Provided material:
>>>>>

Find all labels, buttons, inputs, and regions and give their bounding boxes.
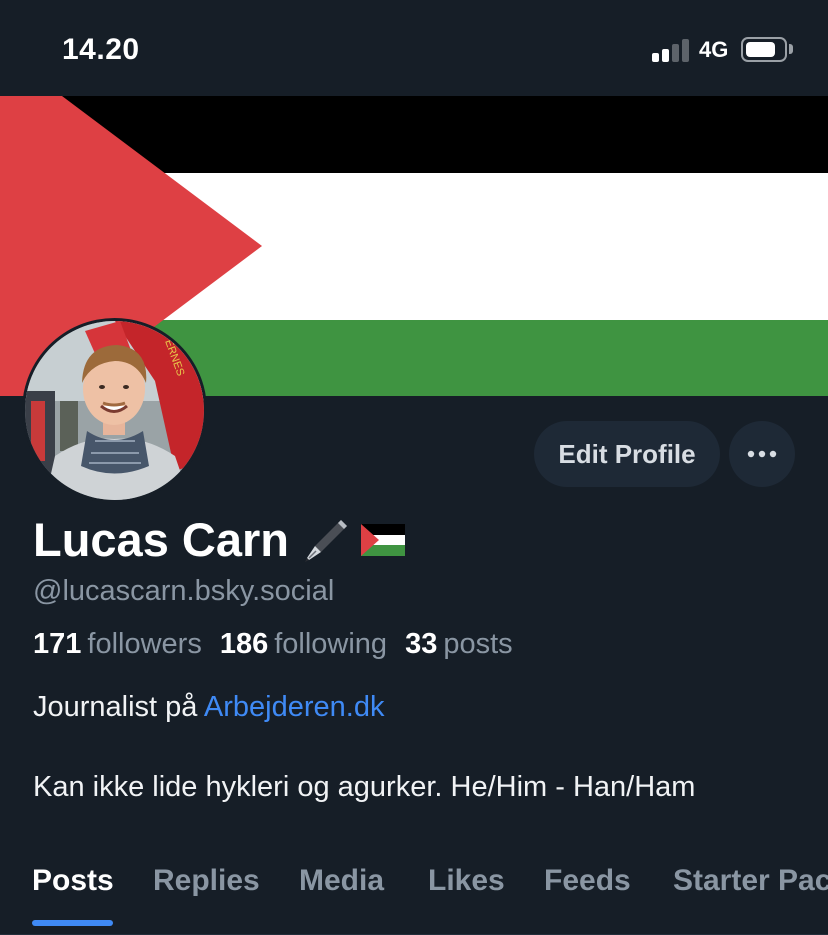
tab-feeds[interactable]: Feeds (544, 864, 631, 898)
bio-line-1: Journalist på Arbejderen.dk (33, 691, 384, 724)
status-bar: 14.20 4G (0, 0, 828, 96)
bio-line-2: Kan ikke lide hykleri og agurker. He/Him… (33, 771, 696, 803)
profile-handle: @lucascarn.bsky.social (33, 575, 335, 607)
display-name: Lucas Carn (33, 513, 289, 566)
avatar[interactable]: ERNES (22, 318, 207, 503)
cellular-signal-icon (652, 38, 692, 62)
tab-posts[interactable]: Posts (32, 864, 114, 898)
battery-icon (741, 37, 787, 62)
network-type-label: 4G (699, 37, 729, 62)
followers-count: 171 (33, 628, 82, 660)
edit-profile-button[interactable]: Edit Profile (534, 421, 720, 487)
profile-stats: 171 followers 186 following 33 posts (33, 628, 531, 661)
posts-stat: 33 posts (405, 628, 531, 660)
palestine-flag-icon (360, 523, 405, 556)
more-options-button[interactable] (729, 421, 795, 487)
ellipsis-icon (747, 450, 777, 458)
following-count: 186 (219, 628, 269, 660)
followers-stat[interactable]: 171 followers (33, 628, 220, 660)
status-time: 14.20 (62, 33, 140, 66)
profile-tabs: Posts Replies Media Likes Feeds Starter … (0, 840, 828, 935)
following-stat[interactable]: 186 following (220, 628, 405, 660)
followers-label: followers (87, 628, 202, 660)
tab-media[interactable]: Media (299, 864, 384, 898)
battery-cap (789, 44, 793, 54)
bio-link[interactable]: Arbejderen.dk (204, 691, 385, 723)
avatar-photo: ERNES (25, 321, 204, 500)
bio-text: Journalist på (33, 691, 204, 723)
tab-likes[interactable]: Likes (428, 864, 505, 898)
tab-starter-packs[interactable]: Starter Packs (673, 864, 828, 898)
pen-nib-icon (301, 516, 349, 564)
posts-count: 33 (405, 628, 438, 660)
following-label: following (274, 628, 388, 660)
display-name-row: Lucas Carn (33, 512, 405, 567)
active-tab-indicator (32, 920, 113, 926)
tab-replies[interactable]: Replies (153, 864, 260, 898)
battery-level-fill (746, 42, 775, 57)
posts-label: posts (443, 628, 513, 660)
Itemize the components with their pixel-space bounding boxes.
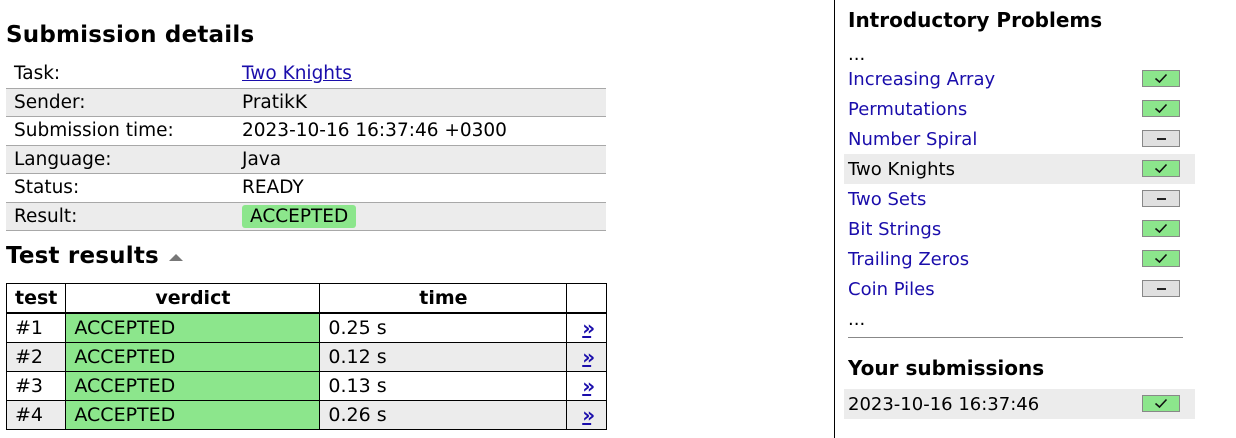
your-submissions-title: Your submissions [848, 356, 1045, 380]
detail-label: Task: [14, 63, 61, 85]
table-row: #4 ACCEPTED 0.26 s » [5, 400, 607, 430]
submission-time-value: 2023-10-16 16:37:46 +0300 [242, 120, 507, 142]
detail-row-submission-time: Submission time: 2023-10-16 16:37:46 +03… [6, 117, 606, 146]
problem-item[interactable]: Trailing Zeros [844, 244, 1195, 274]
detail-label: Language: [6, 144, 234, 174]
verdict-cell: ACCEPTED [65, 400, 321, 430]
checkmark-icon [1142, 160, 1180, 177]
table-header-row: test verdict time [5, 283, 607, 314]
table-row: #1 ACCEPTED 0.25 s » [5, 312, 607, 343]
detail-label: Status: [14, 177, 80, 199]
column-header-time: time [319, 283, 568, 314]
status-value: READY [242, 177, 304, 199]
table-row: #2 ACCEPTED 0.12 s » [5, 342, 607, 372]
problem-name[interactable]: Permutations [848, 99, 967, 120]
submission-item[interactable]: 2023-10-16 16:37:46 [844, 389, 1195, 419]
sidebar-divider [834, 0, 835, 438]
detail-row-task: Task: Two Knights [6, 60, 606, 88]
problem-item[interactable]: Bit Strings [844, 214, 1195, 244]
submission-details-table: Task: Two Knights Sender: PratikK Submis… [6, 60, 606, 231]
problem-name[interactable]: Number Spiral [848, 129, 977, 150]
sender-value: PratikK [234, 87, 606, 117]
problem-item[interactable]: Increasing Array [844, 64, 1195, 94]
column-header-test: test [5, 283, 67, 314]
detail-label: Result: [6, 201, 234, 231]
sidebar-title: Introductory Problems [848, 8, 1103, 32]
problem-item[interactable]: Two Sets [844, 184, 1195, 214]
problem-name[interactable]: Bit Strings [848, 219, 941, 240]
submission-time[interactable]: 2023-10-16 16:37:46 [848, 394, 1039, 415]
time-cell: 0.12 s [319, 342, 568, 372]
checkmark-icon [1142, 100, 1180, 117]
result-badge: ACCEPTED [242, 204, 357, 228]
checkmark-icon [1142, 395, 1180, 412]
detail-label: Submission time: [14, 120, 174, 142]
test-number: #4 [5, 400, 67, 430]
divider [848, 337, 1183, 338]
problem-item[interactable]: Two Knights [844, 154, 1195, 184]
detail-row-sender: Sender: PratikK [6, 87, 606, 117]
time-cell: 0.25 s [319, 312, 568, 343]
verdict-cell: ACCEPTED [65, 371, 321, 401]
language-value: Java [234, 144, 606, 174]
problem-name[interactable]: Trailing Zeros [848, 249, 969, 270]
test-number: #3 [5, 371, 67, 401]
view-test-icon[interactable]: » [582, 403, 595, 427]
collapse-arrow-icon[interactable] [168, 253, 183, 261]
problem-item[interactable]: Coin Piles [844, 274, 1195, 304]
problem-name[interactable]: Two Sets [848, 189, 926, 210]
verdict-cell: ACCEPTED [65, 312, 321, 343]
dash-icon [1142, 190, 1180, 207]
detail-row-result: Result: ACCEPTED [6, 201, 606, 231]
checkmark-icon [1142, 70, 1180, 87]
column-header-link [566, 283, 607, 314]
submission-details-title: Submission details [6, 22, 255, 48]
dash-icon [1142, 130, 1180, 147]
problem-name: Two Knights [848, 158, 955, 180]
detail-row-status: Status: READY [6, 174, 606, 203]
dash-icon [1142, 280, 1180, 297]
test-number: #2 [5, 342, 67, 372]
detail-label: Sender: [6, 87, 234, 117]
table-row: #3 ACCEPTED 0.13 s » [5, 371, 607, 401]
detail-row-language: Language: Java [6, 144, 606, 174]
problem-name[interactable]: Increasing Array [848, 69, 995, 90]
ellipsis-top: ... [848, 44, 866, 65]
column-header-verdict: verdict [65, 283, 321, 314]
test-number: #1 [5, 312, 67, 343]
view-test-icon[interactable]: » [582, 316, 595, 340]
test-results-table: test verdict time #1 ACCEPTED 0.25 s » #… [5, 283, 607, 430]
test-results-title: Test results [6, 243, 159, 269]
verdict-cell: ACCEPTED [65, 342, 321, 372]
time-cell: 0.13 s [319, 371, 568, 401]
test-results-heading[interactable]: Test results [6, 243, 183, 269]
task-link[interactable]: Two Knights [242, 63, 352, 84]
problem-item[interactable]: Permutations [844, 94, 1195, 124]
time-cell: 0.26 s [319, 400, 568, 430]
problem-name[interactable]: Coin Piles [848, 279, 935, 300]
view-test-icon[interactable]: » [582, 374, 595, 398]
checkmark-icon [1142, 250, 1180, 267]
problem-item[interactable]: Number Spiral [844, 124, 1195, 154]
view-test-icon[interactable]: » [582, 345, 595, 369]
ellipsis-bottom: ... [848, 309, 866, 330]
checkmark-icon [1142, 220, 1180, 237]
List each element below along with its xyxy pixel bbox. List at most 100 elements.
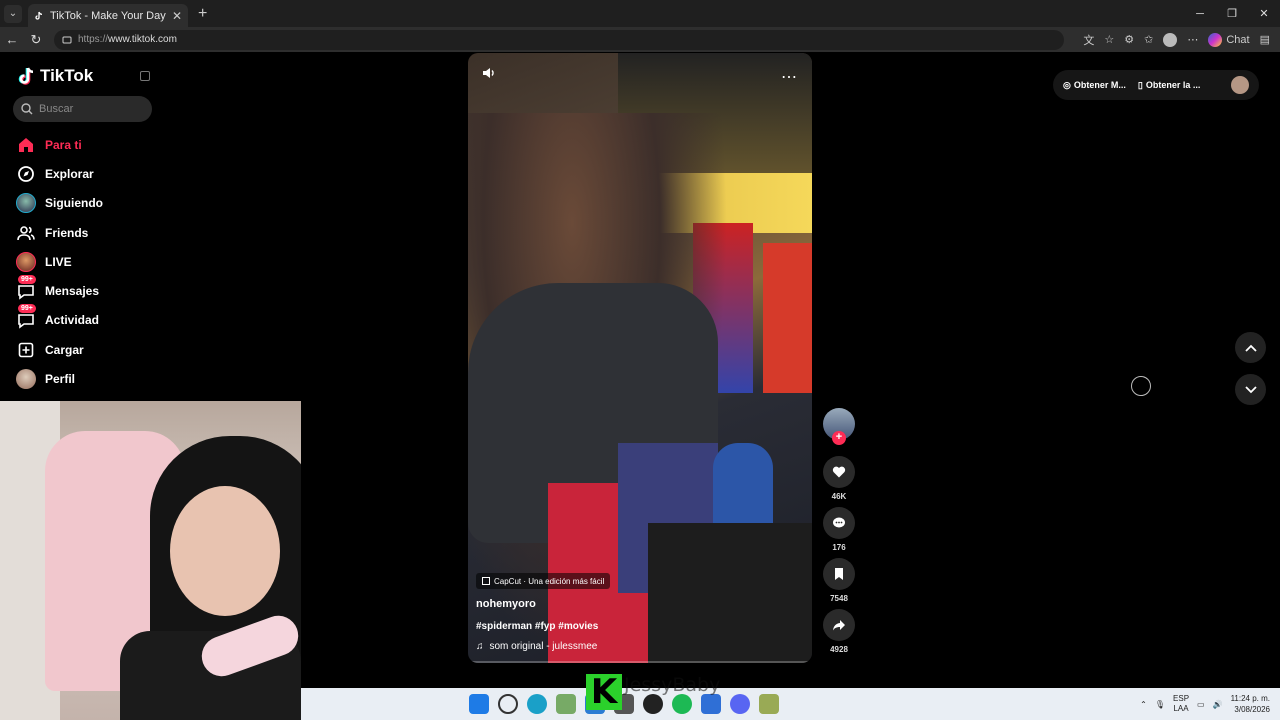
like-count: 46K	[831, 492, 847, 501]
system-tray: ⌃ 🎙 ESP LAA ▭ 🔊 11:24 p. m. 3/08/2026	[1140, 688, 1280, 720]
search-taskbar-icon[interactable]	[498, 694, 518, 714]
browser-profile-avatar[interactable]	[1163, 32, 1178, 47]
sidebar-item-label: Mensajes	[45, 284, 100, 299]
sidebar-item-label: Explorar	[45, 166, 94, 181]
app-icon[interactable]	[556, 694, 576, 714]
extensions-icon[interactable]: ⚙	[1124, 33, 1134, 46]
discord-icon[interactable]	[730, 694, 750, 714]
chat-label: Chat	[1226, 33, 1250, 46]
search-placeholder: Buscar	[39, 103, 74, 115]
save-action[interactable]: 7548	[822, 558, 856, 603]
brand-k-logo: K	[586, 674, 622, 710]
restore-icon[interactable]: ❐	[1216, 0, 1248, 27]
share-action[interactable]: 4928	[822, 609, 856, 654]
friends-icon	[16, 223, 36, 243]
window-controls: ─ ❐ ✕	[1184, 0, 1280, 27]
get-coins-label: Obtener M...	[1073, 80, 1126, 90]
volume-tray-icon[interactable]: 🔊	[1213, 700, 1223, 709]
volume-icon[interactable]	[482, 66, 496, 85]
sidebar-item-label: LIVE	[45, 254, 72, 269]
capcut-badge[interactable]: CapCut · Una edición más fácil	[476, 573, 611, 589]
video-hashtags[interactable]: #spiderman #fyp #movies	[476, 621, 598, 632]
app3-icon[interactable]	[759, 694, 779, 714]
search-input[interactable]: Buscar	[13, 96, 152, 122]
minimize-icon[interactable]: ─	[1184, 0, 1216, 27]
start-icon[interactable]	[469, 694, 489, 714]
get-app-button[interactable]: ▯ Obtener la ...	[1138, 80, 1200, 91]
language-indicator[interactable]: ESP LAA	[1173, 694, 1189, 714]
bookmark-icon[interactable]	[823, 558, 855, 590]
previous-video-button[interactable]	[1235, 332, 1266, 363]
loading-spinner	[1131, 376, 1151, 396]
sidebar-item-para-ti[interactable]: Para ti	[16, 130, 103, 159]
sidebar-item-label: Cargar	[45, 342, 84, 357]
tiktok-logo[interactable]: TikTok	[18, 66, 93, 86]
video-progress-bar[interactable]	[468, 661, 812, 663]
favorite-star-icon[interactable]: ☆	[1104, 33, 1114, 46]
browser-tab[interactable]: TikTok - Make Your Day ✕	[28, 4, 188, 27]
translate-icon[interactable]: 文	[1083, 32, 1094, 48]
comment-action[interactable]: 176	[822, 507, 856, 552]
browser-tab-bar: ⌄ TikTok - Make Your Day ✕ + ─ ❐ ✕	[0, 0, 1280, 27]
sidebar-item-explorar[interactable]: Explorar	[16, 159, 103, 188]
close-window-icon[interactable]: ✕	[1248, 0, 1280, 27]
sidebar-item-siguiendo[interactable]: Siguiendo	[16, 189, 103, 218]
sidebar-item-live[interactable]: LIVE	[16, 247, 103, 276]
activity-icon: 99+	[16, 304, 36, 330]
profile-avatar-top[interactable]	[1231, 76, 1249, 94]
sidebar-item-perfil[interactable]: Perfil	[16, 364, 103, 393]
clock[interactable]: 11:24 p. m. 3/08/2026	[1231, 693, 1270, 715]
sidebar-item-friends[interactable]: Friends	[16, 218, 103, 247]
upload-icon	[16, 340, 36, 360]
video-player[interactable]: ⋯ CapCut · Una edición más fácil nohemyo…	[468, 53, 812, 663]
url-host: www.tiktok.com	[108, 34, 177, 45]
creator-avatar[interactable]: +	[823, 408, 855, 445]
sidebar: TikTok Buscar Para ti Explorar Siguiendo	[0, 52, 162, 400]
get-coins-button[interactable]: ◎ Obtener M...	[1063, 80, 1126, 91]
sidebar-item-label: Siguiendo	[45, 196, 103, 211]
site-info-icon	[62, 36, 72, 43]
music-note-icon: ♫	[476, 641, 484, 652]
like-action[interactable]: 46K	[822, 456, 856, 501]
video-music[interactable]: ♫ som original - julessmee	[476, 641, 597, 652]
messages-icon: 99+	[16, 275, 36, 301]
new-tab-button[interactable]: +	[198, 5, 207, 23]
tab-list-button[interactable]: ⌄	[4, 4, 22, 23]
music-label: som original - julessmee	[489, 641, 598, 652]
sidebar-item-cargar[interactable]: Cargar	[16, 335, 103, 364]
activity-badge: 99+	[18, 304, 36, 314]
video-scene-counter	[648, 523, 812, 663]
messages-badge: 99+	[18, 275, 36, 285]
tray-overflow-icon[interactable]: ⌃	[1140, 700, 1147, 709]
copilot-chat-button[interactable]: Chat	[1208, 32, 1250, 47]
clock-time: 11:24 p. m.	[1230, 694, 1270, 703]
tab-title: TikTok - Make Your Day	[50, 9, 166, 22]
search-icon	[21, 103, 33, 115]
sidebar-toggle-icon[interactable]: ▤	[1260, 33, 1270, 46]
heart-icon[interactable]	[823, 456, 855, 488]
video-author[interactable]: nohemyoro	[476, 598, 536, 610]
back-icon[interactable]: ←	[0, 32, 24, 47]
sidebar-item-actividad[interactable]: 99+ Actividad	[16, 304, 103, 335]
webcam-streamer-face	[170, 486, 280, 616]
comment-icon[interactable]	[823, 507, 855, 539]
chevron-up-icon	[1244, 344, 1257, 352]
edge-icon[interactable]	[527, 694, 547, 714]
browser-menu-icon[interactable]: ⋯	[1187, 33, 1198, 46]
capcut-icon	[482, 577, 490, 585]
next-video-button[interactable]	[1235, 374, 1266, 405]
network-icon[interactable]: ▭	[1197, 700, 1205, 709]
url-field[interactable]: https:// www.tiktok.com	[54, 29, 1064, 50]
action-column: + 46K 176 7548 4928	[822, 408, 856, 654]
sidebar-item-mensajes[interactable]: 99+ Mensajes	[16, 275, 103, 305]
refresh-icon[interactable]: ↻	[24, 32, 48, 48]
collapse-sidebar-icon[interactable]	[140, 71, 150, 81]
phone-icon: ▯	[1137, 79, 1143, 90]
mic-icon[interactable]: 🎙	[1155, 700, 1165, 709]
more-options-icon[interactable]: ⋯	[781, 67, 798, 87]
follow-plus-icon[interactable]: +	[832, 431, 846, 445]
clock-date: 3/08/2026	[1234, 705, 1270, 714]
close-tab-icon[interactable]: ✕	[172, 9, 182, 23]
share-icon[interactable]	[823, 609, 855, 641]
favorites-icon[interactable]: ✩	[1144, 33, 1153, 46]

<<<<<

Written request: Show every line of the records that contains the string "messages".

Answer for this exercise:
messages-icon: 99+	[16, 275, 36, 301]
messages-badge: 99+	[18, 275, 36, 285]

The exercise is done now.